=== INFORMATION SHOWN ===

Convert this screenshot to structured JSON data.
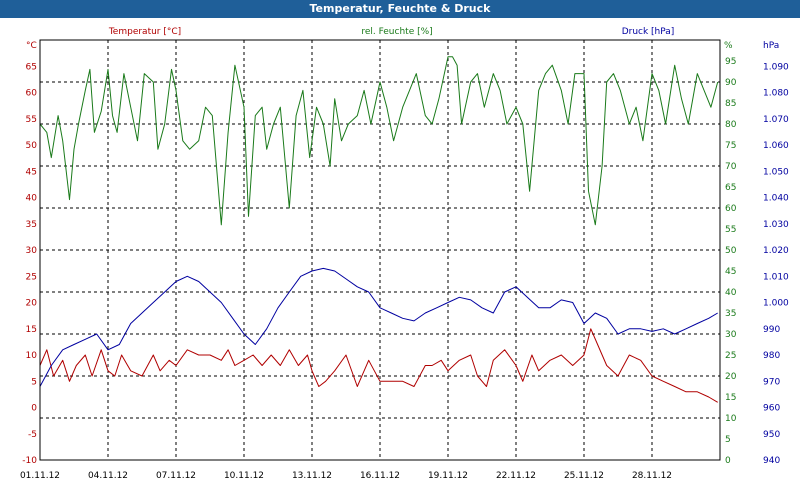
{
  "window": {
    "title": "Temperatur, Feuchte & Druck"
  },
  "chart_data": {
    "type": "line",
    "title": "Temperatur, Feuchte & Druck",
    "grid": true,
    "colors": {
      "temperature": "#b00000",
      "humidity": "#1a7a1a",
      "pressure": "#0000a0",
      "title_bar": "#1f5f99",
      "grid": "#000000"
    },
    "axes": {
      "temperature": {
        "label": "Temperatur [°C]",
        "unit": "°C",
        "min": -10,
        "max": 70,
        "step": 5,
        "ticks_to": 65
      },
      "humidity": {
        "label": "rel. Feuchte [%]",
        "unit": "%",
        "min": 0,
        "max": 100,
        "step": 5,
        "ticks_to": 95
      },
      "pressure": {
        "label": "Druck [hPa]",
        "unit": "hPa",
        "min": 940,
        "max": 1100,
        "step": 10,
        "ticks_to": 1090
      }
    },
    "x_range": [
      1,
      31
    ],
    "x_ticks": [
      {
        "day": 1,
        "label": "01.11.12"
      },
      {
        "day": 4,
        "label": "04.11.12"
      },
      {
        "day": 7,
        "label": "07.11.12"
      },
      {
        "day": 10,
        "label": "10.11.12"
      },
      {
        "day": 13,
        "label": "13.11.12"
      },
      {
        "day": 16,
        "label": "16.11.12"
      },
      {
        "day": 19,
        "label": "19.11.12"
      },
      {
        "day": 22,
        "label": "22.11.12"
      },
      {
        "day": 25,
        "label": "25.11.12"
      },
      {
        "day": 28,
        "label": "28.11.12"
      }
    ],
    "series": [
      {
        "name": "Temperatur [°C]",
        "axis": "temperature",
        "x": [
          1,
          1.3,
          1.6,
          2,
          2.3,
          2.6,
          3,
          3.3,
          3.7,
          4,
          4.3,
          4.6,
          5,
          5.5,
          6,
          6.3,
          6.7,
          7,
          7.5,
          8,
          8.5,
          9,
          9.3,
          9.6,
          10,
          10.4,
          10.8,
          11.2,
          11.6,
          12,
          12.4,
          12.8,
          13,
          13.3,
          13.6,
          14,
          14.5,
          15,
          15.5,
          16,
          16.5,
          17,
          17.5,
          18,
          18.3,
          18.7,
          19,
          19.5,
          20,
          20.3,
          20.7,
          21,
          21.5,
          22,
          22.3,
          22.7,
          23,
          23.5,
          24,
          24.5,
          25,
          25.3,
          25.6,
          26,
          26.5,
          27,
          27.5,
          28,
          28.5,
          29,
          29.5,
          30,
          30.5,
          30.9
        ],
        "values": [
          8,
          11,
          6,
          9,
          5,
          8,
          10,
          6,
          11,
          7,
          6,
          10,
          7,
          6,
          10,
          7,
          9,
          8,
          11,
          10,
          10,
          9,
          11,
          8,
          9,
          10,
          8,
          10,
          8,
          11,
          8,
          10,
          7,
          4,
          5,
          7,
          10,
          4,
          9,
          5,
          5,
          5,
          4,
          8,
          8,
          9,
          7,
          9,
          10,
          6,
          4,
          9,
          11,
          8,
          5,
          10,
          7,
          9,
          10,
          8,
          10,
          15,
          12,
          8,
          6,
          10,
          9,
          6,
          5,
          4,
          3,
          3,
          2,
          1
        ]
      },
      {
        "name": "rel. Feuchte [%]",
        "axis": "humidity",
        "x": [
          1,
          1.3,
          1.5,
          1.8,
          2,
          2.3,
          2.5,
          2.7,
          3,
          3.2,
          3.4,
          3.7,
          4,
          4.2,
          4.4,
          4.7,
          5,
          5.3,
          5.6,
          6,
          6.2,
          6.5,
          6.8,
          7,
          7.3,
          7.6,
          8,
          8.3,
          8.6,
          9,
          9.3,
          9.6,
          10,
          10.2,
          10.5,
          10.8,
          11,
          11.3,
          11.6,
          12,
          12.3,
          12.6,
          12.9,
          13.2,
          13.5,
          13.8,
          14,
          14.3,
          14.6,
          15,
          15.3,
          15.6,
          16,
          16.3,
          16.6,
          17,
          17.3,
          17.6,
          18,
          18.3,
          18.6,
          19,
          19.2,
          19.4,
          19.6,
          20,
          20.3,
          20.6,
          21,
          21.3,
          21.6,
          22,
          22.3,
          22.6,
          23,
          23.3,
          23.6,
          24,
          24.3,
          24.6,
          25,
          25.2,
          25.5,
          25.8,
          26,
          26.3,
          26.6,
          27,
          27.3,
          27.6,
          28,
          28.3,
          28.6,
          29,
          29.3,
          29.6,
          30,
          30.3,
          30.6,
          30.9
        ],
        "values": [
          80,
          78,
          72,
          82,
          76,
          62,
          74,
          80,
          88,
          93,
          78,
          83,
          93,
          82,
          78,
          92,
          84,
          76,
          92,
          90,
          74,
          80,
          93,
          88,
          76,
          74,
          76,
          84,
          82,
          56,
          78,
          94,
          84,
          58,
          82,
          84,
          74,
          80,
          84,
          60,
          82,
          88,
          72,
          84,
          80,
          70,
          86,
          76,
          80,
          82,
          88,
          80,
          90,
          84,
          76,
          84,
          88,
          92,
          82,
          80,
          86,
          96,
          96,
          94,
          80,
          90,
          92,
          84,
          92,
          88,
          80,
          84,
          80,
          64,
          88,
          92,
          94,
          88,
          80,
          92,
          92,
          64,
          56,
          70,
          90,
          92,
          88,
          80,
          84,
          76,
          92,
          88,
          80,
          94,
          86,
          80,
          92,
          88,
          84,
          90
        ]
      },
      {
        "name": "Druck [hPa]",
        "axis": "pressure",
        "x": [
          1,
          1.5,
          2,
          2.5,
          3,
          3.5,
          4,
          4.5,
          5,
          5.5,
          6,
          6.5,
          7,
          7.5,
          8,
          8.5,
          9,
          9.5,
          10,
          10.5,
          11,
          11.5,
          12,
          12.5,
          13,
          13.5,
          14,
          14.5,
          15,
          15.5,
          16,
          16.5,
          17,
          17.5,
          18,
          18.5,
          19,
          19.5,
          20,
          20.5,
          21,
          21.5,
          22,
          22.5,
          23,
          23.5,
          24,
          24.5,
          25,
          25.5,
          26,
          26.5,
          27,
          27.5,
          28,
          28.5,
          29,
          29.5,
          30,
          30.5,
          30.9
        ],
        "values": [
          968,
          976,
          982,
          984,
          986,
          988,
          982,
          984,
          992,
          996,
          1000,
          1004,
          1008,
          1010,
          1008,
          1004,
          1000,
          994,
          988,
          984,
          990,
          998,
          1004,
          1010,
          1012,
          1013,
          1012,
          1009,
          1006,
          1004,
          998,
          996,
          994,
          993,
          996,
          998,
          1000,
          1002,
          1001,
          998,
          996,
          1004,
          1006,
          1002,
          998,
          998,
          1001,
          1000,
          992,
          996,
          994,
          988,
          990,
          990,
          989,
          990,
          988,
          990,
          992,
          994,
          996
        ]
      }
    ]
  }
}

===

WHAT IS ASKED =>
Set down all the data again exactly as above, pictures excluded.

ANSWER FOR THIS EXERCISE =>
Convert this screenshot to structured JSON data.
{
  "window": {
    "title": "Temperatur, Feuchte & Druck"
  },
  "chart_data": {
    "type": "line",
    "title": "Temperatur, Feuchte & Druck",
    "grid": true,
    "colors": {
      "temperature": "#b00000",
      "humidity": "#1a7a1a",
      "pressure": "#0000a0",
      "title_bar": "#1f5f99",
      "grid": "#000000"
    },
    "axes": {
      "temperature": {
        "label": "Temperatur [°C]",
        "unit": "°C",
        "min": -10,
        "max": 70,
        "step": 5,
        "ticks_to": 65
      },
      "humidity": {
        "label": "rel. Feuchte [%]",
        "unit": "%",
        "min": 0,
        "max": 100,
        "step": 5,
        "ticks_to": 95
      },
      "pressure": {
        "label": "Druck [hPa]",
        "unit": "hPa",
        "min": 940,
        "max": 1100,
        "step": 10,
        "ticks_to": 1090
      }
    },
    "x_range": [
      1,
      31
    ],
    "x_ticks": [
      {
        "day": 1,
        "label": "01.11.12"
      },
      {
        "day": 4,
        "label": "04.11.12"
      },
      {
        "day": 7,
        "label": "07.11.12"
      },
      {
        "day": 10,
        "label": "10.11.12"
      },
      {
        "day": 13,
        "label": "13.11.12"
      },
      {
        "day": 16,
        "label": "16.11.12"
      },
      {
        "day": 19,
        "label": "19.11.12"
      },
      {
        "day": 22,
        "label": "22.11.12"
      },
      {
        "day": 25,
        "label": "25.11.12"
      },
      {
        "day": 28,
        "label": "28.11.12"
      }
    ],
    "series": [
      {
        "name": "Temperatur [°C]",
        "axis": "temperature",
        "x": [
          1,
          1.3,
          1.6,
          2,
          2.3,
          2.6,
          3,
          3.3,
          3.7,
          4,
          4.3,
          4.6,
          5,
          5.5,
          6,
          6.3,
          6.7,
          7,
          7.5,
          8,
          8.5,
          9,
          9.3,
          9.6,
          10,
          10.4,
          10.8,
          11.2,
          11.6,
          12,
          12.4,
          12.8,
          13,
          13.3,
          13.6,
          14,
          14.5,
          15,
          15.5,
          16,
          16.5,
          17,
          17.5,
          18,
          18.3,
          18.7,
          19,
          19.5,
          20,
          20.3,
          20.7,
          21,
          21.5,
          22,
          22.3,
          22.7,
          23,
          23.5,
          24,
          24.5,
          25,
          25.3,
          25.6,
          26,
          26.5,
          27,
          27.5,
          28,
          28.5,
          29,
          29.5,
          30,
          30.5,
          30.9
        ],
        "values": [
          8,
          11,
          6,
          9,
          5,
          8,
          10,
          6,
          11,
          7,
          6,
          10,
          7,
          6,
          10,
          7,
          9,
          8,
          11,
          10,
          10,
          9,
          11,
          8,
          9,
          10,
          8,
          10,
          8,
          11,
          8,
          10,
          7,
          4,
          5,
          7,
          10,
          4,
          9,
          5,
          5,
          5,
          4,
          8,
          8,
          9,
          7,
          9,
          10,
          6,
          4,
          9,
          11,
          8,
          5,
          10,
          7,
          9,
          10,
          8,
          10,
          15,
          12,
          8,
          6,
          10,
          9,
          6,
          5,
          4,
          3,
          3,
          2,
          1
        ]
      },
      {
        "name": "rel. Feuchte [%]",
        "axis": "humidity",
        "x": [
          1,
          1.3,
          1.5,
          1.8,
          2,
          2.3,
          2.5,
          2.7,
          3,
          3.2,
          3.4,
          3.7,
          4,
          4.2,
          4.4,
          4.7,
          5,
          5.3,
          5.6,
          6,
          6.2,
          6.5,
          6.8,
          7,
          7.3,
          7.6,
          8,
          8.3,
          8.6,
          9,
          9.3,
          9.6,
          10,
          10.2,
          10.5,
          10.8,
          11,
          11.3,
          11.6,
          12,
          12.3,
          12.6,
          12.9,
          13.2,
          13.5,
          13.8,
          14,
          14.3,
          14.6,
          15,
          15.3,
          15.6,
          16,
          16.3,
          16.6,
          17,
          17.3,
          17.6,
          18,
          18.3,
          18.6,
          19,
          19.2,
          19.4,
          19.6,
          20,
          20.3,
          20.6,
          21,
          21.3,
          21.6,
          22,
          22.3,
          22.6,
          23,
          23.3,
          23.6,
          24,
          24.3,
          24.6,
          25,
          25.2,
          25.5,
          25.8,
          26,
          26.3,
          26.6,
          27,
          27.3,
          27.6,
          28,
          28.3,
          28.6,
          29,
          29.3,
          29.6,
          30,
          30.3,
          30.6,
          30.9
        ],
        "values": [
          80,
          78,
          72,
          82,
          76,
          62,
          74,
          80,
          88,
          93,
          78,
          83,
          93,
          82,
          78,
          92,
          84,
          76,
          92,
          90,
          74,
          80,
          93,
          88,
          76,
          74,
          76,
          84,
          82,
          56,
          78,
          94,
          84,
          58,
          82,
          84,
          74,
          80,
          84,
          60,
          82,
          88,
          72,
          84,
          80,
          70,
          86,
          76,
          80,
          82,
          88,
          80,
          90,
          84,
          76,
          84,
          88,
          92,
          82,
          80,
          86,
          96,
          96,
          94,
          80,
          90,
          92,
          84,
          92,
          88,
          80,
          84,
          80,
          64,
          88,
          92,
          94,
          88,
          80,
          92,
          92,
          64,
          56,
          70,
          90,
          92,
          88,
          80,
          84,
          76,
          92,
          88,
          80,
          94,
          86,
          80,
          92,
          88,
          84,
          90
        ]
      },
      {
        "name": "Druck [hPa]",
        "axis": "pressure",
        "x": [
          1,
          1.5,
          2,
          2.5,
          3,
          3.5,
          4,
          4.5,
          5,
          5.5,
          6,
          6.5,
          7,
          7.5,
          8,
          8.5,
          9,
          9.5,
          10,
          10.5,
          11,
          11.5,
          12,
          12.5,
          13,
          13.5,
          14,
          14.5,
          15,
          15.5,
          16,
          16.5,
          17,
          17.5,
          18,
          18.5,
          19,
          19.5,
          20,
          20.5,
          21,
          21.5,
          22,
          22.5,
          23,
          23.5,
          24,
          24.5,
          25,
          25.5,
          26,
          26.5,
          27,
          27.5,
          28,
          28.5,
          29,
          29.5,
          30,
          30.5,
          30.9
        ],
        "values": [
          968,
          976,
          982,
          984,
          986,
          988,
          982,
          984,
          992,
          996,
          1000,
          1004,
          1008,
          1010,
          1008,
          1004,
          1000,
          994,
          988,
          984,
          990,
          998,
          1004,
          1010,
          1012,
          1013,
          1012,
          1009,
          1006,
          1004,
          998,
          996,
          994,
          993,
          996,
          998,
          1000,
          1002,
          1001,
          998,
          996,
          1004,
          1006,
          1002,
          998,
          998,
          1001,
          1000,
          992,
          996,
          994,
          988,
          990,
          990,
          989,
          990,
          988,
          990,
          992,
          994,
          996
        ]
      }
    ]
  }
}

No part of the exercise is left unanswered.